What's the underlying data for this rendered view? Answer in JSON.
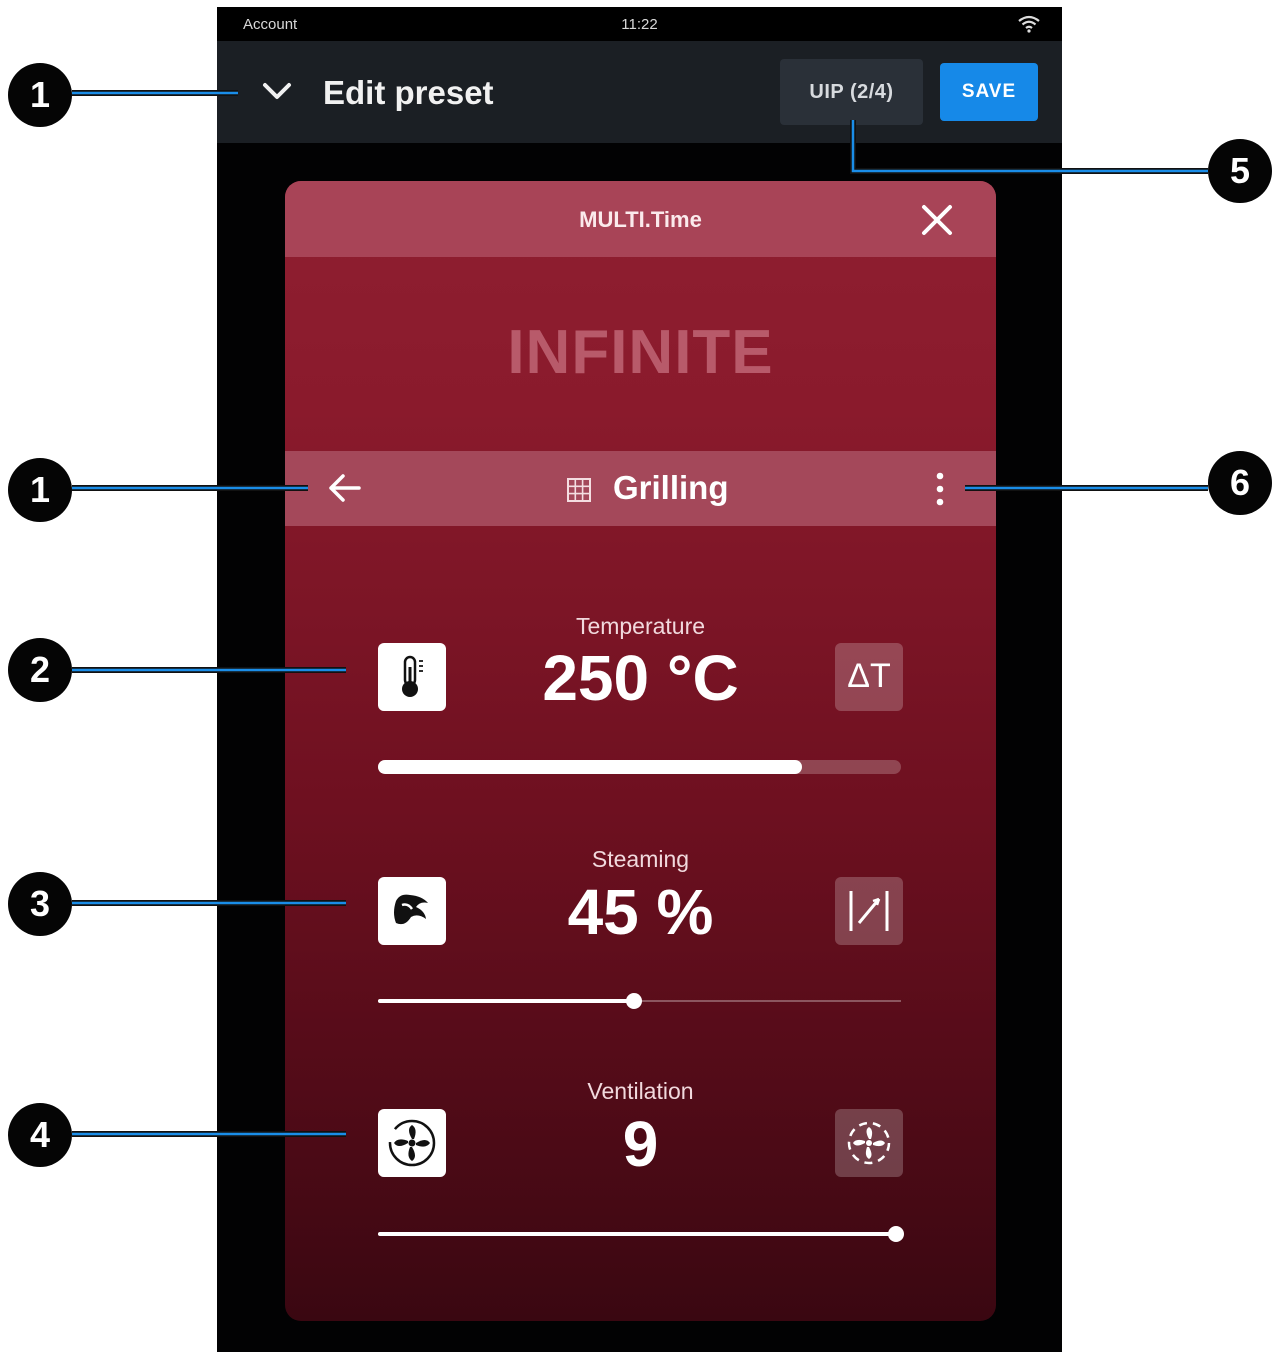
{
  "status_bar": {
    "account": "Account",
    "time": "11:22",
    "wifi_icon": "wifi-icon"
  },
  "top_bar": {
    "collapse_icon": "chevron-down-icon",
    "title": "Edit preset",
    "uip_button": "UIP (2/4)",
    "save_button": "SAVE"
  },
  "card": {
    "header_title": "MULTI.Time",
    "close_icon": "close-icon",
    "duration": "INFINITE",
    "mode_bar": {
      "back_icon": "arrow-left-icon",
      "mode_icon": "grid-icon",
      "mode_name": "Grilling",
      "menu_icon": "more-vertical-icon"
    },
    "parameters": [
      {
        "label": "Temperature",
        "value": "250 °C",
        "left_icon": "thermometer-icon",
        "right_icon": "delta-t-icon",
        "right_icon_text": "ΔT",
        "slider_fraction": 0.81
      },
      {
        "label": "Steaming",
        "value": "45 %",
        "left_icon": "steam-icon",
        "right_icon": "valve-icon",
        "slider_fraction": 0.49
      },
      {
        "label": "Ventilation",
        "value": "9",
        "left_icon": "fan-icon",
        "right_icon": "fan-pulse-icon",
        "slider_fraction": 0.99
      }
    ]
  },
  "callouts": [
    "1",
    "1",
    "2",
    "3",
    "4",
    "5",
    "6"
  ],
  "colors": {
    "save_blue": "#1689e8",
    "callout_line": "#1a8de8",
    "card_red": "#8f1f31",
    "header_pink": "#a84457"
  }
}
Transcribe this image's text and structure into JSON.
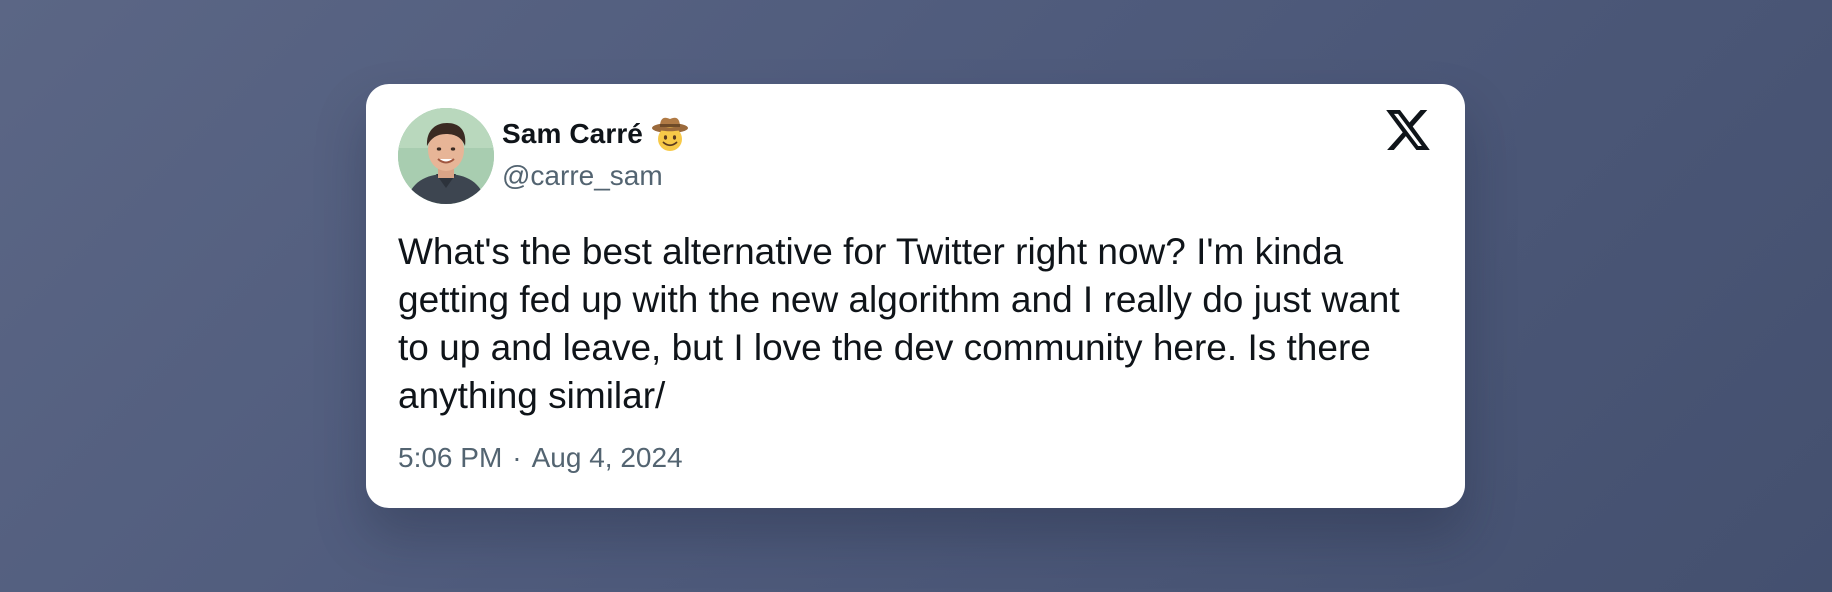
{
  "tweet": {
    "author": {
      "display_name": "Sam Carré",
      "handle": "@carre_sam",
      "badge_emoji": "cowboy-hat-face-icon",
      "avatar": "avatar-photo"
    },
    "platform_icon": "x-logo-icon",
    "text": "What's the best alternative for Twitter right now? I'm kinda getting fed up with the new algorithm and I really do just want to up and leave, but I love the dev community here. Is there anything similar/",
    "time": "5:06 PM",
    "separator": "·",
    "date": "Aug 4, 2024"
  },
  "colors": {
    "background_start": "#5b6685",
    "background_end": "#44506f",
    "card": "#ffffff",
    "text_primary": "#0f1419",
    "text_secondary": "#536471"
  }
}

• Aim of the task
Repeat the material above in full and unchanged, minus its images.

• Exercise result
What's the underlying data for this rendered view? Answer in JSON.
{
  "status_bar": {
    "account": "Account",
    "time": "11:22",
    "wifi_icon": "wifi-icon"
  },
  "top_bar": {
    "collapse_icon": "chevron-down-icon",
    "title": "Edit preset",
    "uip_button": "UIP (2/4)",
    "save_button": "SAVE"
  },
  "card": {
    "header_title": "MULTI.Time",
    "close_icon": "close-icon",
    "duration": "INFINITE",
    "mode_bar": {
      "back_icon": "arrow-left-icon",
      "mode_icon": "grid-icon",
      "mode_name": "Grilling",
      "menu_icon": "more-vertical-icon"
    },
    "parameters": [
      {
        "label": "Temperature",
        "value": "250 °C",
        "left_icon": "thermometer-icon",
        "right_icon": "delta-t-icon",
        "right_icon_text": "ΔT",
        "slider_fraction": 0.81
      },
      {
        "label": "Steaming",
        "value": "45 %",
        "left_icon": "steam-icon",
        "right_icon": "valve-icon",
        "slider_fraction": 0.49
      },
      {
        "label": "Ventilation",
        "value": "9",
        "left_icon": "fan-icon",
        "right_icon": "fan-pulse-icon",
        "slider_fraction": 0.99
      }
    ]
  },
  "callouts": [
    "1",
    "1",
    "2",
    "3",
    "4",
    "5",
    "6"
  ],
  "colors": {
    "save_blue": "#1689e8",
    "callout_line": "#1a8de8",
    "card_red": "#8f1f31",
    "header_pink": "#a84457"
  }
}
Transcribe this image's text and structure into JSON.
{
  "tweet": {
    "author": {
      "display_name": "Sam Carré",
      "handle": "@carre_sam",
      "badge_emoji": "cowboy-hat-face-icon",
      "avatar": "avatar-photo"
    },
    "platform_icon": "x-logo-icon",
    "text": "What's the best alternative for Twitter right now? I'm kinda getting fed up with the new algorithm and I really do just want to up and leave, but I love the dev community here. Is there anything similar/",
    "time": "5:06 PM",
    "separator": "·",
    "date": "Aug 4, 2024"
  },
  "colors": {
    "background_start": "#5b6685",
    "background_end": "#44506f",
    "card": "#ffffff",
    "text_primary": "#0f1419",
    "text_secondary": "#536471"
  }
}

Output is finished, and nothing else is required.